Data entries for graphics
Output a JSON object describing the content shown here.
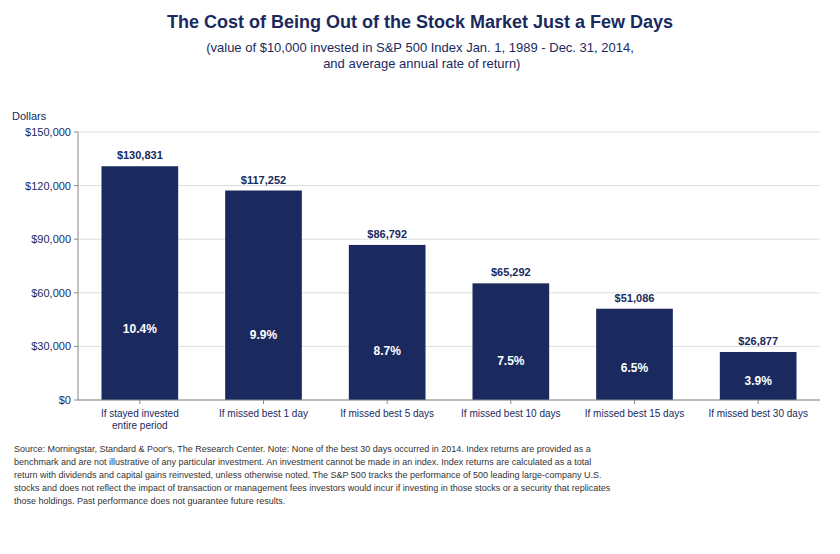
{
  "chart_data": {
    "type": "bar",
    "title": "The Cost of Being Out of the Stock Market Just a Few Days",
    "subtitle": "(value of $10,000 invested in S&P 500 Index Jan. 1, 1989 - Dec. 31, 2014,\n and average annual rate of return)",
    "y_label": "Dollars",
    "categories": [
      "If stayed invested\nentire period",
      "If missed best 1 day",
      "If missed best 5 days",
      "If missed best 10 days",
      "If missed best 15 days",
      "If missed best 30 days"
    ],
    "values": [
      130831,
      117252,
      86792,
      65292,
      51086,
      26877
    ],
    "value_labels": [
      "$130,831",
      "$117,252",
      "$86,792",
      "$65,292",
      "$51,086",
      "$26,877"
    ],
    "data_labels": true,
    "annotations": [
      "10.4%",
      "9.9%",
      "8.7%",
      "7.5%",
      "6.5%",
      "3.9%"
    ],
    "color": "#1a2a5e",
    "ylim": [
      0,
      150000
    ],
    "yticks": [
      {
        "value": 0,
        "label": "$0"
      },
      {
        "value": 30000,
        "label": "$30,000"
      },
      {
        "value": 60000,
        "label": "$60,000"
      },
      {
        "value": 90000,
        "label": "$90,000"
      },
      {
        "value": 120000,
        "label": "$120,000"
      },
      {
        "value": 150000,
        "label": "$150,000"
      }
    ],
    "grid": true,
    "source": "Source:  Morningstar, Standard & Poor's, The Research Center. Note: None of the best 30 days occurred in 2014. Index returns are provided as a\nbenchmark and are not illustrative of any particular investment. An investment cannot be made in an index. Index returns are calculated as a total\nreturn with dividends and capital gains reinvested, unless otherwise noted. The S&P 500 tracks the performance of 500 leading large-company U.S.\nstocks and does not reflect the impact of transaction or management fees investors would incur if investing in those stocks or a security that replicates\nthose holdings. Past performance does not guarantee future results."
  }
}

==

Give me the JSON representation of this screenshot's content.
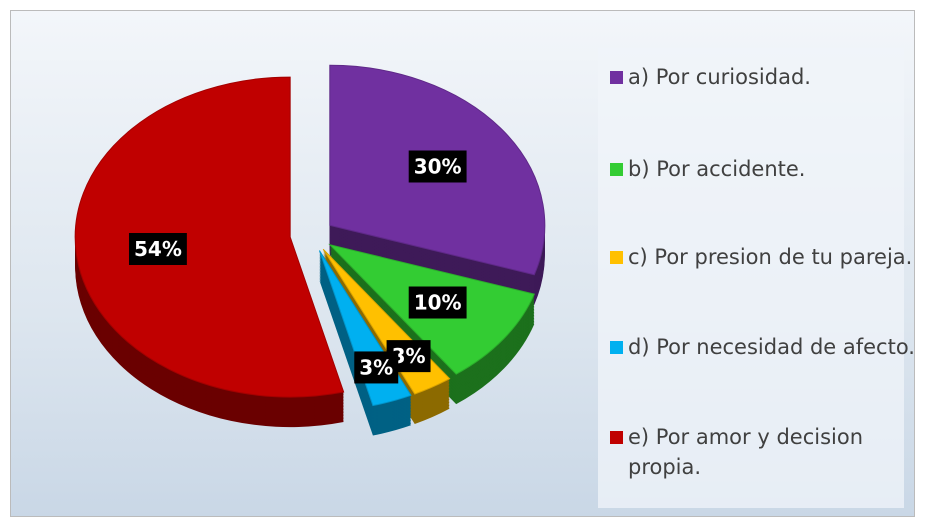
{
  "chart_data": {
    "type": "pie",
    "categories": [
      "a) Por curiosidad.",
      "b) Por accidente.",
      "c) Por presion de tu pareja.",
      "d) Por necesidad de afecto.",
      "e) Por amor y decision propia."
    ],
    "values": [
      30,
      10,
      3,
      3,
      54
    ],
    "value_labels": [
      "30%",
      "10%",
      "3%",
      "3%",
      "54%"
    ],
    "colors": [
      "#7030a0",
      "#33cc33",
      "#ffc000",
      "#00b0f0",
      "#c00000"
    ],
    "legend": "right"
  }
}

* * *

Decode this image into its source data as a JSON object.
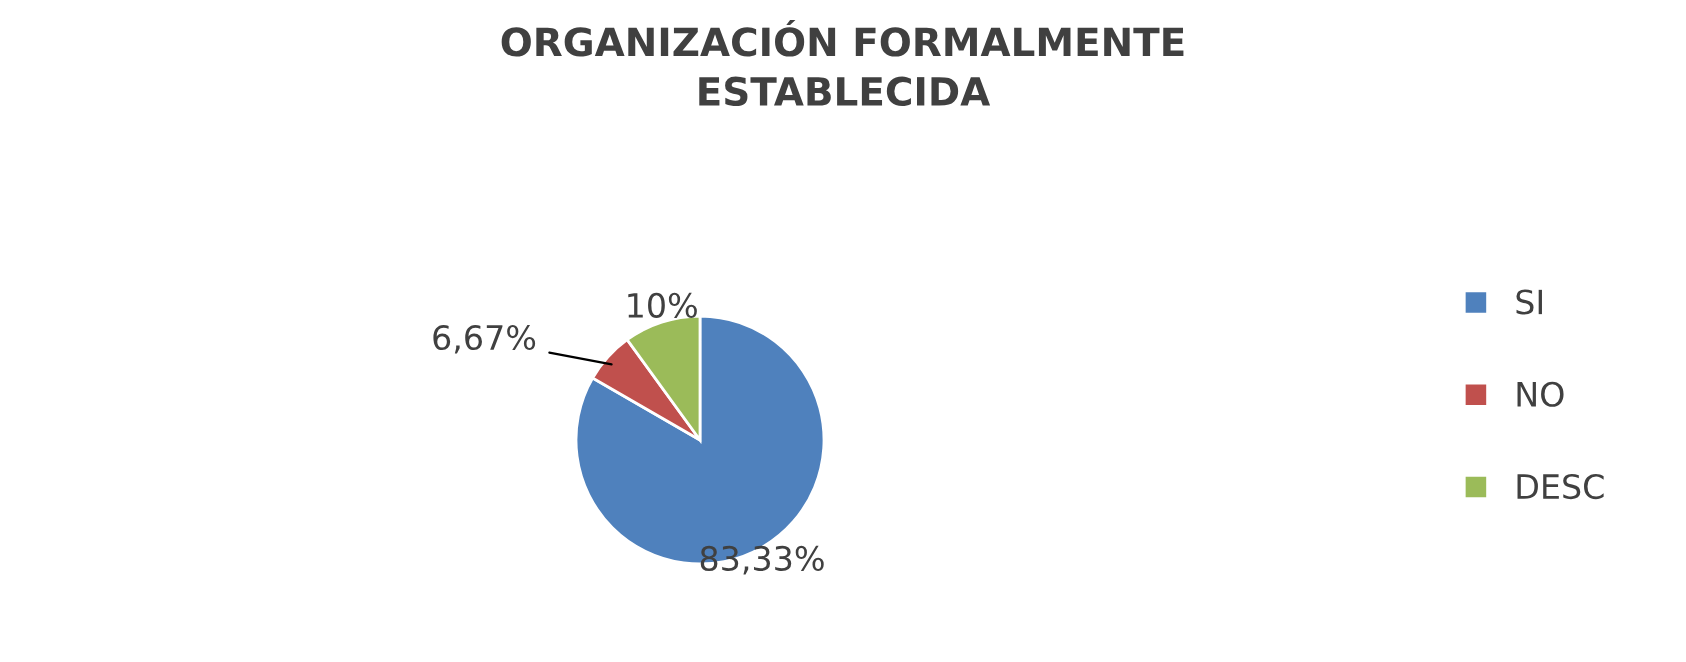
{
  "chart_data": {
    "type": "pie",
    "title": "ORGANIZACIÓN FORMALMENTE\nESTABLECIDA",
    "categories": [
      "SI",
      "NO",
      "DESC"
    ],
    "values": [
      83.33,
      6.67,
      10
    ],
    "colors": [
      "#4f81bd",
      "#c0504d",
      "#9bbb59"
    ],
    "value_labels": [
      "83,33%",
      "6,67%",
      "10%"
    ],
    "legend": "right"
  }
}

#### WRITTEN REQUEST
Pull every line containing the word "source" out of the entries above.

#### SOLUTION TO THE PROBLEM
    "source": "Source:  Morningstar, Standard & Poor's, The Research Center. Note: None of the best 30 days occurred in 2014. Index returns are provided as a\nbenchmark and are not illustrative of any particular investment. An investment cannot be made in an index. Index returns are calculated as a total\nreturn with dividends and capital gains reinvested, unless otherwise noted. The S&P 500 tracks the performance of 500 leading large-company U.S.\nstocks and does not reflect the impact of transaction or management fees investors would incur if investing in those stocks or a security that replicates\nthose holdings. Past performance does not guarantee future results."
Decode this image into its source data as a JSON object.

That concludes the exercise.